----- DATA SUPPLIED -----
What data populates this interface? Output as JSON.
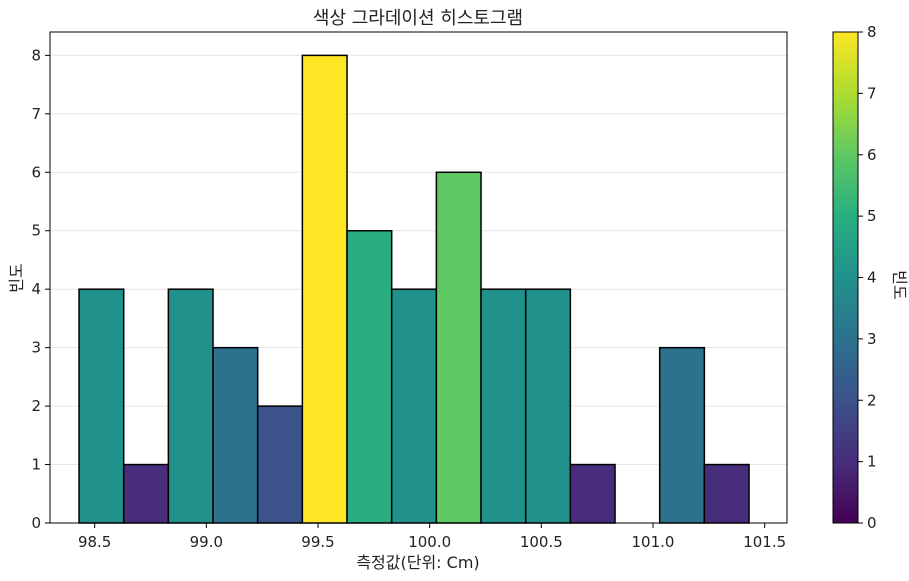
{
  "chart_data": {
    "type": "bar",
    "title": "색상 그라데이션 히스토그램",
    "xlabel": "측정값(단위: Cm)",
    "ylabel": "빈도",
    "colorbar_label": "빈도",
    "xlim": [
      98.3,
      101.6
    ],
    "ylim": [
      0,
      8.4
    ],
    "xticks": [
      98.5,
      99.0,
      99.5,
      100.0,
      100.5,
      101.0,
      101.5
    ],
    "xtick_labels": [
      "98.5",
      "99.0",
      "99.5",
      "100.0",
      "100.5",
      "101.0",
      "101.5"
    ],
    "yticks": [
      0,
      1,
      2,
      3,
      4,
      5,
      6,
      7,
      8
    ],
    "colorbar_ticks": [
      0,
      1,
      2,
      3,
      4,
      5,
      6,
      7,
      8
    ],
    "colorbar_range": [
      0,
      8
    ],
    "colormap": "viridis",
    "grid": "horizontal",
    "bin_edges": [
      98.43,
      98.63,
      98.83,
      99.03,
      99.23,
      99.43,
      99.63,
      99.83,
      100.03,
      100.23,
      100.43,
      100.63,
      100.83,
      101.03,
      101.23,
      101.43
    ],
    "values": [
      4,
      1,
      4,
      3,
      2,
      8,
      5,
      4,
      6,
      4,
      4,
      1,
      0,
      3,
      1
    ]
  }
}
-----
● REQUIRED WORK:
Omit the pictures and reproduce the listing exactly.

● TASK SOLUTION:
What data populates this interface? Output as JSON.
{
  "chart_data": {
    "type": "bar",
    "title": "색상 그라데이션 히스토그램",
    "xlabel": "측정값(단위: Cm)",
    "ylabel": "빈도",
    "colorbar_label": "빈도",
    "xlim": [
      98.3,
      101.6
    ],
    "ylim": [
      0,
      8.4
    ],
    "xticks": [
      98.5,
      99.0,
      99.5,
      100.0,
      100.5,
      101.0,
      101.5
    ],
    "xtick_labels": [
      "98.5",
      "99.0",
      "99.5",
      "100.0",
      "100.5",
      "101.0",
      "101.5"
    ],
    "yticks": [
      0,
      1,
      2,
      3,
      4,
      5,
      6,
      7,
      8
    ],
    "colorbar_ticks": [
      0,
      1,
      2,
      3,
      4,
      5,
      6,
      7,
      8
    ],
    "colorbar_range": [
      0,
      8
    ],
    "colormap": "viridis",
    "grid": "horizontal",
    "bin_edges": [
      98.43,
      98.63,
      98.83,
      99.03,
      99.23,
      99.43,
      99.63,
      99.83,
      100.03,
      100.23,
      100.43,
      100.63,
      100.83,
      101.03,
      101.23,
      101.43
    ],
    "values": [
      4,
      1,
      4,
      3,
      2,
      8,
      5,
      4,
      6,
      4,
      4,
      1,
      0,
      3,
      1
    ]
  }
}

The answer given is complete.